### INSTRUCTIONS FOR THE TASK
Whenever a line below holds the word "Papillary", copy that line.

★ ★ ★ ★ ★

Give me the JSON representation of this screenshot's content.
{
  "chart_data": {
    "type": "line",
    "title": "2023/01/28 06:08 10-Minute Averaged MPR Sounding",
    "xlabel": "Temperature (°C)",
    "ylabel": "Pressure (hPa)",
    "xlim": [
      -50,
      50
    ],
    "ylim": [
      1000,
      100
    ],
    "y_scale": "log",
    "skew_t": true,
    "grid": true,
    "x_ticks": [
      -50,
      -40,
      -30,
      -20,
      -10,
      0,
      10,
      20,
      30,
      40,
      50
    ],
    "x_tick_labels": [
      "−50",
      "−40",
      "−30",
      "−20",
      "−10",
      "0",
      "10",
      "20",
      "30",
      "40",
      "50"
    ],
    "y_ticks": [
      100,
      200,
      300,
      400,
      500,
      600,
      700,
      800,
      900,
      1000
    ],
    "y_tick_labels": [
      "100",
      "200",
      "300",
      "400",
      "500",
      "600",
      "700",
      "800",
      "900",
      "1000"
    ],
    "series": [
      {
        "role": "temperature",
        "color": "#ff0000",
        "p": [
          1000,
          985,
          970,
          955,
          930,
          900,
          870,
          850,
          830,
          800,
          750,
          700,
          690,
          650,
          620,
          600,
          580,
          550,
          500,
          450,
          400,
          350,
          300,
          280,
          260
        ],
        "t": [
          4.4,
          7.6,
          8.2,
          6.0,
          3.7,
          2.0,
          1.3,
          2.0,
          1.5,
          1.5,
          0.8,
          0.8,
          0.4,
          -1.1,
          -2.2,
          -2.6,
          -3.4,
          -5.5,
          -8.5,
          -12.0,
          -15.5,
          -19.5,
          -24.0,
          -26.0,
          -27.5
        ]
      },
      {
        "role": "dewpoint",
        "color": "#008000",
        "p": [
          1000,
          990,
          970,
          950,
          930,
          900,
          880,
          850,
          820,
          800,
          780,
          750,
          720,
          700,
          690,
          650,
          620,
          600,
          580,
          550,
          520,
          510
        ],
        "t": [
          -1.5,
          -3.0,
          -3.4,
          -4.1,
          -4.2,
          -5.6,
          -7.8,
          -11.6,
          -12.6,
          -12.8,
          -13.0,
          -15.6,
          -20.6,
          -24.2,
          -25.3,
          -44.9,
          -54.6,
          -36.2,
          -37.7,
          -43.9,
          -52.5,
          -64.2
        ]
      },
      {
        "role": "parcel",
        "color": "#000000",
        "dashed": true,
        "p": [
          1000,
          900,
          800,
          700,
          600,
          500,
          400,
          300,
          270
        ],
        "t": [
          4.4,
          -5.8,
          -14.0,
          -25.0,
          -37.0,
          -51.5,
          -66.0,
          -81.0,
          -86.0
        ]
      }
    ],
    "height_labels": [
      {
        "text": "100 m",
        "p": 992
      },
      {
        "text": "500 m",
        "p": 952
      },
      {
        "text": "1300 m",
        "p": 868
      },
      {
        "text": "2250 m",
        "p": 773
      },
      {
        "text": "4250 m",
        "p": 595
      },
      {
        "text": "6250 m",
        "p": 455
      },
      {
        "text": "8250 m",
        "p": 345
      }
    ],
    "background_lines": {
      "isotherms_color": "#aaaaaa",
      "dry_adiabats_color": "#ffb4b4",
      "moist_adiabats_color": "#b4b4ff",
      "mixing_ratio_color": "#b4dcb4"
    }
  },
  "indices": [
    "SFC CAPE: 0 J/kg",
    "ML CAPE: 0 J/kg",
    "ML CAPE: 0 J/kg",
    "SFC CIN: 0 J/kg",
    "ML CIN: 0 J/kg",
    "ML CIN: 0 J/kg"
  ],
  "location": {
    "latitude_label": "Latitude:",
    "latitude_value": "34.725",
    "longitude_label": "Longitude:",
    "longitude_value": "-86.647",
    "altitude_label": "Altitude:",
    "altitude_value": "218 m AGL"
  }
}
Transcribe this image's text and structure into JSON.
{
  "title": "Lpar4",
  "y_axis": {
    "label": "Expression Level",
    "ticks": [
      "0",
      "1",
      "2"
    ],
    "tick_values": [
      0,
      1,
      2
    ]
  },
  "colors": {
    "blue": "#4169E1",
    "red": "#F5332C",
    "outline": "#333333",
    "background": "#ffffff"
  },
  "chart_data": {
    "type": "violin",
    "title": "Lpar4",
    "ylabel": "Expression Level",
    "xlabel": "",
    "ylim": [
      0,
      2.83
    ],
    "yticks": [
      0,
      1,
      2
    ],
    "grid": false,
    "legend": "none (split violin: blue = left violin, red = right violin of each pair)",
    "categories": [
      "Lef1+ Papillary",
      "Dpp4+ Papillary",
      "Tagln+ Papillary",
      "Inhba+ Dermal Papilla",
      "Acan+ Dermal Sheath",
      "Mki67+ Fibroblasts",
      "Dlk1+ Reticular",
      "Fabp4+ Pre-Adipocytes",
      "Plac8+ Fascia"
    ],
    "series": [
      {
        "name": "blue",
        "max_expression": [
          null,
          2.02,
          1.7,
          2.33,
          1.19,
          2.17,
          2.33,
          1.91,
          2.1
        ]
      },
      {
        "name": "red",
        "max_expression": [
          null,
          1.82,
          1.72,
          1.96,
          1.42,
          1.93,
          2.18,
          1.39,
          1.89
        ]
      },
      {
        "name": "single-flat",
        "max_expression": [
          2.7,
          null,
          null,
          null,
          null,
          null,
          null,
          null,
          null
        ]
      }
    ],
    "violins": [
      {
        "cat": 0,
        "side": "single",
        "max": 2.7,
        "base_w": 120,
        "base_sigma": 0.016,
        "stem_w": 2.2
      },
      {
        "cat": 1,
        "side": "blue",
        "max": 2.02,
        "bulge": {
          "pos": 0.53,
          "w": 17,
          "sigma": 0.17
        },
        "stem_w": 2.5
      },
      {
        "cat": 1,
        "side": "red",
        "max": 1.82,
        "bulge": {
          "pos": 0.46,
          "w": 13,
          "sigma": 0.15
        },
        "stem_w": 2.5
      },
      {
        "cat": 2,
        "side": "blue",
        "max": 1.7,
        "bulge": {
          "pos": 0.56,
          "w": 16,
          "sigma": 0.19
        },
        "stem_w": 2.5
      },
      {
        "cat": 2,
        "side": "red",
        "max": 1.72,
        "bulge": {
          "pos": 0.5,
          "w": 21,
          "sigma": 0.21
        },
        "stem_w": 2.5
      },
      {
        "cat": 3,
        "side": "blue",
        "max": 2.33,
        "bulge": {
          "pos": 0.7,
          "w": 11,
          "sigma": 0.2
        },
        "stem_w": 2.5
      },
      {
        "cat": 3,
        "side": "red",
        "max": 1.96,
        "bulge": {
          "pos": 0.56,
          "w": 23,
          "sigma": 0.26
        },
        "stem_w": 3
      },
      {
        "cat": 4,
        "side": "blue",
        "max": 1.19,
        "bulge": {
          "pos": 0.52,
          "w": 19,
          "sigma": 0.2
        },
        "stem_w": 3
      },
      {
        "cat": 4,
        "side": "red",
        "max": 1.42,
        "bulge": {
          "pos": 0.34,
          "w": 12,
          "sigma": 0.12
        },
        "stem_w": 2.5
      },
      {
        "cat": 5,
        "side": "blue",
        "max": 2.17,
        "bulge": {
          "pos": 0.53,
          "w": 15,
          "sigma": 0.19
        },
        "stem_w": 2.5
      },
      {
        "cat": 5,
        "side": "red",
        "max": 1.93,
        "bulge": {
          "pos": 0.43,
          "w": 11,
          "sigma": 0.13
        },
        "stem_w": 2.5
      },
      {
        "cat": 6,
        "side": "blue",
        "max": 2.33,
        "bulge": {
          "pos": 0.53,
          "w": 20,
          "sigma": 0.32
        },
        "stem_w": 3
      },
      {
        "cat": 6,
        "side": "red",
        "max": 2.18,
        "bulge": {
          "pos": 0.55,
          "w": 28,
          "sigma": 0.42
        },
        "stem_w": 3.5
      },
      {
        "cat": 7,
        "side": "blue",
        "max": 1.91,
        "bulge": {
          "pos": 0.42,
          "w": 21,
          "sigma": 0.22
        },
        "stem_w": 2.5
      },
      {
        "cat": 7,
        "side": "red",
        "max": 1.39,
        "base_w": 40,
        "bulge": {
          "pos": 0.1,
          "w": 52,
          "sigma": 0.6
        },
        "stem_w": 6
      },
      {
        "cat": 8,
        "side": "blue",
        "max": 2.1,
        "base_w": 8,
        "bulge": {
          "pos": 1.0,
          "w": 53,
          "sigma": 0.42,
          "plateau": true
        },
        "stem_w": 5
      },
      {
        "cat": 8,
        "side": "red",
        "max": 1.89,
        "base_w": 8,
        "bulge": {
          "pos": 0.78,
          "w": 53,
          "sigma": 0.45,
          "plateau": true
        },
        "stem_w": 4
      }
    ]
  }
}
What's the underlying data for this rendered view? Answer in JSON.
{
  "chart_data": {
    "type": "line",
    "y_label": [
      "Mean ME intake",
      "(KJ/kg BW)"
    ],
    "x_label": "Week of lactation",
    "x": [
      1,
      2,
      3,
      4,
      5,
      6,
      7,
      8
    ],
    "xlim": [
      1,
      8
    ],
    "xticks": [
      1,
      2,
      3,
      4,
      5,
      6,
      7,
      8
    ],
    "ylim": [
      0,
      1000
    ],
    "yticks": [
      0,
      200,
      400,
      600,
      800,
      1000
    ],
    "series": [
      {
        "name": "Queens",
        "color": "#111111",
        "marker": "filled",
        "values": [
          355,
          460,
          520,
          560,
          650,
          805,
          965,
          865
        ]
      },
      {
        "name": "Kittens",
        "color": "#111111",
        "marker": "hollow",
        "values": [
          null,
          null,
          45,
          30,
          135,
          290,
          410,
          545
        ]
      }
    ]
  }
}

★ ★ ★ ★ ★

### SOLUTION TO THE PROBLEM
      "Lef1+ Papillary",
      "Dpp4+ Papillary",
      "Tagln+ Papillary",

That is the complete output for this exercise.